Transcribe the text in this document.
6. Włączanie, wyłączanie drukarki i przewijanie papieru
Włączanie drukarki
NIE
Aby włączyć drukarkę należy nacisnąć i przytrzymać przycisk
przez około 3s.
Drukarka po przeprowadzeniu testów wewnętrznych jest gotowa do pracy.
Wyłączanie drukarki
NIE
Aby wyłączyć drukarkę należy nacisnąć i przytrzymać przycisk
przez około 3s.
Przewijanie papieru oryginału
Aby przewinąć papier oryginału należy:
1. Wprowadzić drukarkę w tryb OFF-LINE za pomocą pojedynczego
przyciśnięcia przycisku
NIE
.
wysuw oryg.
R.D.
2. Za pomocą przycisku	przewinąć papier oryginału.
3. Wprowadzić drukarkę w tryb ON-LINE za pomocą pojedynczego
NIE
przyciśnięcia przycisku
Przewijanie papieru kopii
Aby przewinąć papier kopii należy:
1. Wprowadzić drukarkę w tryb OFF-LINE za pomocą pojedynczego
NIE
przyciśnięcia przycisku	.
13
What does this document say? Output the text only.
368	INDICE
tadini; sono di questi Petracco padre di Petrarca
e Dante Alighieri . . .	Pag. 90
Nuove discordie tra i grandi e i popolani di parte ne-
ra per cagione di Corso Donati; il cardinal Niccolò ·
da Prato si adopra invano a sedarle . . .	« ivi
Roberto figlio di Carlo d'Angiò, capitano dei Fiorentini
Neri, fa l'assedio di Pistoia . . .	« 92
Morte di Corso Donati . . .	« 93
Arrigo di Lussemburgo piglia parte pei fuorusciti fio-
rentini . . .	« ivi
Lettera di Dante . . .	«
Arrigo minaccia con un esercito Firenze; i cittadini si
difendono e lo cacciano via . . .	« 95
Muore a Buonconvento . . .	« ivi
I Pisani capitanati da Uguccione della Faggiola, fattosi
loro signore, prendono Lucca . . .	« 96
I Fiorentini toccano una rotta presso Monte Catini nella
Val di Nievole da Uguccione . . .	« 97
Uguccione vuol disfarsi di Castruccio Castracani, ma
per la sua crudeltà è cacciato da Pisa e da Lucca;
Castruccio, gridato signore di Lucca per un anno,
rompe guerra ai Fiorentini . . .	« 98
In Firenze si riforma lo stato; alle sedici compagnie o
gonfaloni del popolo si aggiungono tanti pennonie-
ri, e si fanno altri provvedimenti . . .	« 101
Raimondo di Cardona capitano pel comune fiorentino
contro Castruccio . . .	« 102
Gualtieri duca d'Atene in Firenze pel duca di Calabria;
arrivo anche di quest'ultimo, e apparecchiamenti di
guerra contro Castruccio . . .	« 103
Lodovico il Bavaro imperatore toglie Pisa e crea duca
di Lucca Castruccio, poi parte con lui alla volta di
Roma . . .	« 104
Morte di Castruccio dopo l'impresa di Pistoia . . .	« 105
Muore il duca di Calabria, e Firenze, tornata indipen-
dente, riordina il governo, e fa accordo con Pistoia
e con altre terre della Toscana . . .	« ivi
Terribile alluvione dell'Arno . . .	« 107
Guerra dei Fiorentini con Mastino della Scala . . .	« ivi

※

_Given request_
Reproduce each line of the material above precisely.

_Task result_
Transcribe the text in this document.
6. Włączanie, wyłączanie drukarki i przewijanie papieru
Włączanie drukarki
NIE
Aby włączyć drukarkę należy nacisnąć i przytrzymać przycisk
przez około 3s.
Drukarka po przeprowadzeniu testów wewnętrznych jest gotowa do pracy.
Wyłączanie drukarki
NIE
Aby wyłączyć drukarkę należy nacisnąć i przytrzymać przycisk
przez około 3s.
Przewijanie papieru oryginału
Aby przewinąć papier oryginału należy:
1. Wprowadzić drukarkę w tryb OFF-LINE za pomocą pojedynczego
przyciśnięcia przycisku
NIE
.
wysuw oryg.
R.D.
2. Za pomocą przycisku	przewinąć papier oryginału.
3. Wprowadzić drukarkę w tryb ON-LINE za pomocą pojedynczego
NIE
przyciśnięcia przycisku
Przewijanie papieru kopii
Aby przewinąć papier kopii należy:
1. Wprowadzić drukarkę w tryb OFF-LINE za pomocą pojedynczego
NIE
przyciśnięcia przycisku	.
13
What does this document say? Output the text only.
368	INDICE
tadini; sono di questi Petracco padre di Petrarca
e Dante Alighieri . . .	Pag. 90
Nuove discordie tra i grandi e i popolani di parte ne-
ra per cagione di Corso Donati; il cardinal Niccolò ·
da Prato si adopra invano a sedarle . . .	« ivi
Roberto figlio di Carlo d'Angiò, capitano dei Fiorentini
Neri, fa l'assedio di Pistoia . . .	« 92
Morte di Corso Donati . . .	« 93
Arrigo di Lussemburgo piglia parte pei fuorusciti fio-
rentini . . .	« ivi
Lettera di Dante . . .	«
Arrigo minaccia con un esercito Firenze; i cittadini si
difendono e lo cacciano via . . .	« 95
Muore a Buonconvento . . .	« ivi
I Pisani capitanati da Uguccione della Faggiola, fattosi
loro signore, prendono Lucca . . .	« 96
I Fiorentini toccano una rotta presso Monte Catini nella
Val di Nievole da Uguccione . . .	« 97
Uguccione vuol disfarsi di Castruccio Castracani, ma
per la sua crudeltà è cacciato da Pisa e da Lucca;
Castruccio, gridato signore di Lucca per un anno,
rompe guerra ai Fiorentini . . .	« 98
In Firenze si riforma lo stato; alle sedici compagnie o
gonfaloni del popolo si aggiungono tanti pennonie-
ri, e si fanno altri provvedimenti . . .	« 101
Raimondo di Cardona capitano pel comune fiorentino
contro Castruccio . . .	« 102
Gualtieri duca d'Atene in Firenze pel duca di Calabria;
arrivo anche di quest'ultimo, e apparecchiamenti di
guerra contro Castruccio . . .	« 103
Lodovico il Bavaro imperatore toglie Pisa e crea duca
di Lucca Castruccio, poi parte con lui alla volta di
Roma . . .	« 104
Morte di Castruccio dopo l'impresa di Pistoia . . .	« 105
Muore il duca di Calabria, e Firenze, tornata indipen-
dente, riordina il governo, e fa accordo con Pistoia
e con altre terre della Toscana . . .	« ivi
Terribile alluvione dell'Arno . . .	« 107
Guerra dei Fiorentini con Mastino della Scala . . .	« ivi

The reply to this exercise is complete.